**WHAT TO WORK ON:**
Write out every line below without changing anything, and leave out the picture.

**EXERCISE MATERIALS:**
#####

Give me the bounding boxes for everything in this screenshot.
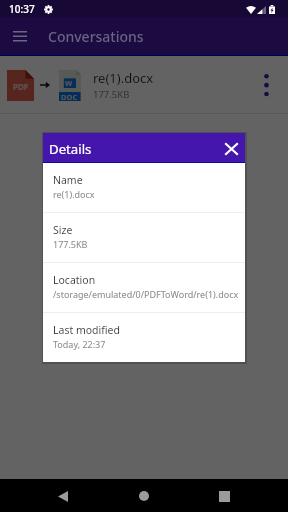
button[interactable]: Home — [128, 480, 160, 512]
staticText: Size — [53, 223, 73, 237]
button[interactable]: Back — [47, 480, 79, 512]
button[interactable]: PDF — [0, 56, 288, 114]
button[interactable]: Location — [43, 263, 245, 312]
staticText: DOC — [61, 92, 78, 102]
staticText: PDF — [13, 81, 29, 92]
staticText: re(1).docx — [93, 69, 154, 87]
staticText: re(1).docx — [53, 188, 95, 200]
staticText: Conversations — [48, 27, 144, 46]
button[interactable]: Recent apps — [208, 480, 240, 512]
staticText: 10:37 — [9, 2, 35, 16]
staticText: W — [65, 78, 73, 88]
button[interactable]: Name — [43, 163, 245, 212]
button[interactable]: Close — [220, 138, 242, 160]
staticText: 177.5KB — [53, 238, 88, 250]
staticText: Last modified — [53, 323, 120, 337]
staticText: Location — [53, 273, 96, 287]
button[interactable]: More options — [251, 63, 281, 107]
staticText: Today, 22:37 — [53, 338, 106, 350]
staticText: 177.5KB — [93, 88, 130, 101]
staticText: Details — [49, 140, 92, 158]
button[interactable]: Last modified — [43, 313, 245, 362]
button[interactable]: Size — [43, 213, 245, 262]
staticText: /storage/emulated/0/PDFToWord/re(1).docx — [53, 288, 239, 300]
staticText: Name — [53, 173, 83, 187]
button[interactable]: Open navigation menu — [7, 22, 33, 48]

#####

**ANSWER FOR THE TASK:**
Give me the bounding boxes for everything in this screenshot.
button[interactable]: Home — [128, 480, 160, 512]
staticText: Size — [53, 223, 73, 237]
button[interactable]: Back — [47, 480, 79, 512]
button[interactable]: PDF — [0, 56, 288, 114]
button[interactable]: Location — [43, 263, 245, 312]
staticText: DOC — [61, 92, 78, 102]
staticText: PDF — [13, 81, 29, 92]
staticText: re(1).docx — [93, 69, 154, 87]
staticText: re(1).docx — [53, 188, 95, 200]
staticText: Conversations — [48, 27, 144, 46]
button[interactable]: Recent apps — [208, 480, 240, 512]
staticText: 10:37 — [9, 2, 35, 16]
staticText: W — [65, 78, 73, 88]
button[interactable]: Name — [43, 163, 245, 212]
button[interactable]: Close — [220, 138, 242, 160]
staticText: 177.5KB — [53, 238, 88, 250]
staticText: Last modified — [53, 323, 120, 337]
staticText: Location — [53, 273, 96, 287]
button[interactable]: More options — [251, 63, 281, 107]
staticText: Today, 22:37 — [53, 338, 106, 350]
staticText: 177.5KB — [93, 88, 130, 101]
staticText: Details — [49, 140, 92, 158]
button[interactable]: Last modified — [43, 313, 245, 362]
button[interactable]: Size — [43, 213, 245, 262]
staticText: /storage/emulated/0/PDFToWord/re(1).docx — [53, 288, 239, 300]
staticText: Name — [53, 173, 83, 187]
button[interactable]: Open navigation menu — [7, 22, 33, 48]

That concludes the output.